>>>>>

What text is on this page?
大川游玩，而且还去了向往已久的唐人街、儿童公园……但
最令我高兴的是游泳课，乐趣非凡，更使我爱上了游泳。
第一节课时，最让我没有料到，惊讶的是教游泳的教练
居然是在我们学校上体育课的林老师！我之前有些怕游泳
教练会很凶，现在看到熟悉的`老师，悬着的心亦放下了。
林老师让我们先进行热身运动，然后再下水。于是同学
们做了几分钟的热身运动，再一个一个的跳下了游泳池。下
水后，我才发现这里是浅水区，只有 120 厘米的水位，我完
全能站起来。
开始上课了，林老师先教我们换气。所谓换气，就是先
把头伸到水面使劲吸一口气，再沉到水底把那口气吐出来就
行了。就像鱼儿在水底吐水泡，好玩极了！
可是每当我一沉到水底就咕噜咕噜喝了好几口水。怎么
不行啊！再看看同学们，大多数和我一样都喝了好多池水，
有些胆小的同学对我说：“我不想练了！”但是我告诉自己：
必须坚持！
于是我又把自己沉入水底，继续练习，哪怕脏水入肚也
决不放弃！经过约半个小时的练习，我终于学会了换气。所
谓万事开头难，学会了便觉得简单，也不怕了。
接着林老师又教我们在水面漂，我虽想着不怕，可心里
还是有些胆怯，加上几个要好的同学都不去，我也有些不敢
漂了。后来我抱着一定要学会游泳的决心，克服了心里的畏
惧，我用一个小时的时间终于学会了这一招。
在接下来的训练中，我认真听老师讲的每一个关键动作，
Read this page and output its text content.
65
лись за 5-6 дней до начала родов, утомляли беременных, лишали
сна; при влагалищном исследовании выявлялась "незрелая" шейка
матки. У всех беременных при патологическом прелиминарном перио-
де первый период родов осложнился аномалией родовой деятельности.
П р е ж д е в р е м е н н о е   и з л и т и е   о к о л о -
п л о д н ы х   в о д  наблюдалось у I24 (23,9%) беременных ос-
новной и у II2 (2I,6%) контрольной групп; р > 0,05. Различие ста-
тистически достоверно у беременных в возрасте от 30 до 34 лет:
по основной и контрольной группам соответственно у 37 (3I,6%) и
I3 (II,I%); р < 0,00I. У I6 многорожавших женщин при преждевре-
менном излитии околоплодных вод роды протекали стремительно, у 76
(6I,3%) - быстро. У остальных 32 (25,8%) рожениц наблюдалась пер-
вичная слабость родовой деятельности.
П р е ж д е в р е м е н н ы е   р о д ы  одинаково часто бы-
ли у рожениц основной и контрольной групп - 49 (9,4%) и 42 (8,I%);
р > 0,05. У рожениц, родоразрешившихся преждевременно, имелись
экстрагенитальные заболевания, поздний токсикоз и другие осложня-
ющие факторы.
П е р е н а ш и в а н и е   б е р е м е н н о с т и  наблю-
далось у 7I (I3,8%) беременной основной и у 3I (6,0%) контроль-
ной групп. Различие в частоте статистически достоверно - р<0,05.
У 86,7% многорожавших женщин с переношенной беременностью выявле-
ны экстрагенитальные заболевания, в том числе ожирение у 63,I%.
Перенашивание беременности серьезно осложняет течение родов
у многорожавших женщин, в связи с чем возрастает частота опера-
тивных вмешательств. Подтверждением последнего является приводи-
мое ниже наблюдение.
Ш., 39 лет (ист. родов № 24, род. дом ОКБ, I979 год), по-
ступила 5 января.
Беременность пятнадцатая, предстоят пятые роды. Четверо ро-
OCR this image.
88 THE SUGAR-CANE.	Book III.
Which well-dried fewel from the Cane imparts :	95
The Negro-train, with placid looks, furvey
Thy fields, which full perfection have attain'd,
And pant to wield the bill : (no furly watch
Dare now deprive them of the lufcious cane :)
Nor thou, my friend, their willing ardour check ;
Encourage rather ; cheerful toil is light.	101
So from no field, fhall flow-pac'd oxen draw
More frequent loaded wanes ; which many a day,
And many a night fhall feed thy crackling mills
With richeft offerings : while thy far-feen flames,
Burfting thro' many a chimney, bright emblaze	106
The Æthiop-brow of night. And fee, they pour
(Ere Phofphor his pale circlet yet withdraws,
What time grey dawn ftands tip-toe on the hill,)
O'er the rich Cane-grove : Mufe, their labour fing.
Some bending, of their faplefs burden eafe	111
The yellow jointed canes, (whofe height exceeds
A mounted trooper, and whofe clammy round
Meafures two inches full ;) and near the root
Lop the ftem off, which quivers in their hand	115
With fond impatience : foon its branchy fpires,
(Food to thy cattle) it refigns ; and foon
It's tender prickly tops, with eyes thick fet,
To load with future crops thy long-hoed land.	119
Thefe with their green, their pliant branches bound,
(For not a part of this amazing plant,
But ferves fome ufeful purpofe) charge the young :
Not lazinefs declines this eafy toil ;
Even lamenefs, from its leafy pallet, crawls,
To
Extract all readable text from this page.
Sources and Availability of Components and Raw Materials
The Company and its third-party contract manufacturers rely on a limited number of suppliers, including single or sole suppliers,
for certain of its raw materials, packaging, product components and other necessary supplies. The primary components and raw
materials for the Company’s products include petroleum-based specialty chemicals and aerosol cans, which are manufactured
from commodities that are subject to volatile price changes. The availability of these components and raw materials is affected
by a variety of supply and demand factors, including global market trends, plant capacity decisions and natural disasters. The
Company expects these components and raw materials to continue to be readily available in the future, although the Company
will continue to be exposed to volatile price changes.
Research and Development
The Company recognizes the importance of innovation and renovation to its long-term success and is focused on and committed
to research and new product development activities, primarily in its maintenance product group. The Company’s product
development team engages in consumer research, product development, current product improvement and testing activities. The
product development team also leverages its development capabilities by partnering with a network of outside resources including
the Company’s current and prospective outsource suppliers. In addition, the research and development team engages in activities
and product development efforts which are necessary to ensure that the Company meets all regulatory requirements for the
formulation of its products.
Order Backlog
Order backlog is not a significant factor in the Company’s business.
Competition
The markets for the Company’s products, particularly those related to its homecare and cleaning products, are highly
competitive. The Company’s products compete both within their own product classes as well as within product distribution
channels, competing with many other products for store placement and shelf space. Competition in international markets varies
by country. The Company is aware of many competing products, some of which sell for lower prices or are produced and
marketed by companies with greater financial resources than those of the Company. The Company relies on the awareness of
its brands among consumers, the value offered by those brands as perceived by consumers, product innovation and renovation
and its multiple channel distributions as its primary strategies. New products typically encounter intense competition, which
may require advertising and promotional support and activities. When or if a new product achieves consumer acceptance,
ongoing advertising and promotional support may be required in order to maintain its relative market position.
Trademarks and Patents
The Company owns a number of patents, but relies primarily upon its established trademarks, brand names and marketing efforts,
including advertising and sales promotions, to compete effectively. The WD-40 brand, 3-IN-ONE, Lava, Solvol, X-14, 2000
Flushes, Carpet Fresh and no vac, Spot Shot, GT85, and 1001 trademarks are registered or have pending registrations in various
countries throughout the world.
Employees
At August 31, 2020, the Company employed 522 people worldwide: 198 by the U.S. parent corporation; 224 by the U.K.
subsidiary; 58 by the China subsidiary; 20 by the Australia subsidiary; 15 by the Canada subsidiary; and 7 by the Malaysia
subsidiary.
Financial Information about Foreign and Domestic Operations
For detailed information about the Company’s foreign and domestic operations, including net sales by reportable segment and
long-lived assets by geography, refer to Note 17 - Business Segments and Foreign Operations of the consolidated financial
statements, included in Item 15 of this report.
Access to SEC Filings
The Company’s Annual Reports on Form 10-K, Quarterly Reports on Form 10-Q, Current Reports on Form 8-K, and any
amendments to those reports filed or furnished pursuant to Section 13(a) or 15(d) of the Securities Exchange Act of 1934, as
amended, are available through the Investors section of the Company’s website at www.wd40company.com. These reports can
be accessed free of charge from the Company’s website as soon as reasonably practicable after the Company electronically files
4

<<<<<

▶ Task
Write out all of the records above exactly as they appear.

▶ Expected answer
What text is on this page?
大川游玩，而且还去了向往已久的唐人街、儿童公园……但
最令我高兴的是游泳课，乐趣非凡，更使我爱上了游泳。
第一节课时，最让我没有料到，惊讶的是教游泳的教练
居然是在我们学校上体育课的林老师！我之前有些怕游泳
教练会很凶，现在看到熟悉的`老师，悬着的心亦放下了。
林老师让我们先进行热身运动，然后再下水。于是同学
们做了几分钟的热身运动，再一个一个的跳下了游泳池。下
水后，我才发现这里是浅水区，只有 120 厘米的水位，我完
全能站起来。
开始上课了，林老师先教我们换气。所谓换气，就是先
把头伸到水面使劲吸一口气，再沉到水底把那口气吐出来就
行了。就像鱼儿在水底吐水泡，好玩极了！
可是每当我一沉到水底就咕噜咕噜喝了好几口水。怎么
不行啊！再看看同学们，大多数和我一样都喝了好多池水，
有些胆小的同学对我说：“我不想练了！”但是我告诉自己：
必须坚持！
于是我又把自己沉入水底，继续练习，哪怕脏水入肚也
决不放弃！经过约半个小时的练习，我终于学会了换气。所
谓万事开头难，学会了便觉得简单，也不怕了。
接着林老师又教我们在水面漂，我虽想着不怕，可心里
还是有些胆怯，加上几个要好的同学都不去，我也有些不敢
漂了。后来我抱着一定要学会游泳的决心，克服了心里的畏
惧，我用一个小时的时间终于学会了这一招。
在接下来的训练中，我认真听老师讲的每一个关键动作，
Read this page and output its text content.
65
лись за 5-6 дней до начала родов, утомляли беременных, лишали
сна; при влагалищном исследовании выявлялась "незрелая" шейка
матки. У всех беременных при патологическом прелиминарном перио-
де первый период родов осложнился аномалией родовой деятельности.
П р е ж д е в р е м е н н о е   и з л и т и е   о к о л о -
п л о д н ы х   в о д  наблюдалось у I24 (23,9%) беременных ос-
новной и у II2 (2I,6%) контрольной групп; р > 0,05. Различие ста-
тистически достоверно у беременных в возрасте от 30 до 34 лет:
по основной и контрольной группам соответственно у 37 (3I,6%) и
I3 (II,I%); р < 0,00I. У I6 многорожавших женщин при преждевре-
менном излитии околоплодных вод роды протекали стремительно, у 76
(6I,3%) - быстро. У остальных 32 (25,8%) рожениц наблюдалась пер-
вичная слабость родовой деятельности.
П р е ж д е в р е м е н н ы е   р о д ы  одинаково часто бы-
ли у рожениц основной и контрольной групп - 49 (9,4%) и 42 (8,I%);
р > 0,05. У рожениц, родоразрешившихся преждевременно, имелись
экстрагенитальные заболевания, поздний токсикоз и другие осложня-
ющие факторы.
П е р е н а ш и в а н и е   б е р е м е н н о с т и  наблю-
далось у 7I (I3,8%) беременной основной и у 3I (6,0%) контроль-
ной групп. Различие в частоте статистически достоверно - р<0,05.
У 86,7% многорожавших женщин с переношенной беременностью выявле-
ны экстрагенитальные заболевания, в том числе ожирение у 63,I%.
Перенашивание беременности серьезно осложняет течение родов
у многорожавших женщин, в связи с чем возрастает частота опера-
тивных вмешательств. Подтверждением последнего является приводи-
мое ниже наблюдение.
Ш., 39 лет (ист. родов № 24, род. дом ОКБ, I979 год), по-
ступила 5 января.
Беременность пятнадцатая, предстоят пятые роды. Четверо ро-
OCR this image.
88 THE SUGAR-CANE.	Book III.
Which well-dried fewel from the Cane imparts :	95
The Negro-train, with placid looks, furvey
Thy fields, which full perfection have attain'd,
And pant to wield the bill : (no furly watch
Dare now deprive them of the lufcious cane :)
Nor thou, my friend, their willing ardour check ;
Encourage rather ; cheerful toil is light.	101
So from no field, fhall flow-pac'd oxen draw
More frequent loaded wanes ; which many a day,
And many a night fhall feed thy crackling mills
With richeft offerings : while thy far-feen flames,
Burfting thro' many a chimney, bright emblaze	106
The Æthiop-brow of night. And fee, they pour
(Ere Phofphor his pale circlet yet withdraws,
What time grey dawn ftands tip-toe on the hill,)
O'er the rich Cane-grove : Mufe, their labour fing.
Some bending, of their faplefs burden eafe	111
The yellow jointed canes, (whofe height exceeds
A mounted trooper, and whofe clammy round
Meafures two inches full ;) and near the root
Lop the ftem off, which quivers in their hand	115
With fond impatience : foon its branchy fpires,
(Food to thy cattle) it refigns ; and foon
It's tender prickly tops, with eyes thick fet,
To load with future crops thy long-hoed land.	119
Thefe with their green, their pliant branches bound,
(For not a part of this amazing plant,
But ferves fome ufeful purpofe) charge the young :
Not lazinefs declines this eafy toil ;
Even lamenefs, from its leafy pallet, crawls,
To
Extract all readable text from this page.
Sources and Availability of Components and Raw Materials
The Company and its third-party contract manufacturers rely on a limited number of suppliers, including single or sole suppliers,
for certain of its raw materials, packaging, product components and other necessary supplies. The primary components and raw
materials for the Company’s products include petroleum-based specialty chemicals and aerosol cans, which are manufactured
from commodities that are subject to volatile price changes. The availability of these components and raw materials is affected
by a variety of supply and demand factors, including global market trends, plant capacity decisions and natural disasters. The
Company expects these components and raw materials to continue to be readily available in the future, although the Company
will continue to be exposed to volatile price changes.
Research and Development
The Company recognizes the importance of innovation and renovation to its long-term success and is focused on and committed
to research and new product development activities, primarily in its maintenance product group. The Company’s product
development team engages in consumer research, product development, current product improvement and testing activities. The
product development team also leverages its development capabilities by partnering with a network of outside resources including
the Company’s current and prospective outsource suppliers. In addition, the research and development team engages in activities
and product development efforts which are necessary to ensure that the Company meets all regulatory requirements for the
formulation of its products.
Order Backlog
Order backlog is not a significant factor in the Company’s business.
Competition
The markets for the Company’s products, particularly those related to its homecare and cleaning products, are highly
competitive. The Company’s products compete both within their own product classes as well as within product distribution
channels, competing with many other products for store placement and shelf space. Competition in international markets varies
by country. The Company is aware of many competing products, some of which sell for lower prices or are produced and
marketed by companies with greater financial resources than those of the Company. The Company relies on the awareness of
its brands among consumers, the value offered by those brands as perceived by consumers, product innovation and renovation
and its multiple channel distributions as its primary strategies. New products typically encounter intense competition, which
may require advertising and promotional support and activities. When or if a new product achieves consumer acceptance,
ongoing advertising and promotional support may be required in order to maintain its relative market position.
Trademarks and Patents
The Company owns a number of patents, but relies primarily upon its established trademarks, brand names and marketing efforts,
including advertising and sales promotions, to compete effectively. The WD-40 brand, 3-IN-ONE, Lava, Solvol, X-14, 2000
Flushes, Carpet Fresh and no vac, Spot Shot, GT85, and 1001 trademarks are registered or have pending registrations in various
countries throughout the world.
Employees
At August 31, 2020, the Company employed 522 people worldwide: 198 by the U.S. parent corporation; 224 by the U.K.
subsidiary; 58 by the China subsidiary; 20 by the Australia subsidiary; 15 by the Canada subsidiary; and 7 by the Malaysia
subsidiary.
Financial Information about Foreign and Domestic Operations
For detailed information about the Company’s foreign and domestic operations, including net sales by reportable segment and
long-lived assets by geography, refer to Note 17 - Business Segments and Foreign Operations of the consolidated financial
statements, included in Item 15 of this report.
Access to SEC Filings
The Company’s Annual Reports on Form 10-K, Quarterly Reports on Form 10-Q, Current Reports on Form 8-K, and any
amendments to those reports filed or furnished pursuant to Section 13(a) or 15(d) of the Securities Exchange Act of 1934, as
amended, are available through the Investors section of the Company’s website at www.wd40company.com. These reports can
be accessed free of charge from the Company’s website as soon as reasonably practicable after the Company electronically files
4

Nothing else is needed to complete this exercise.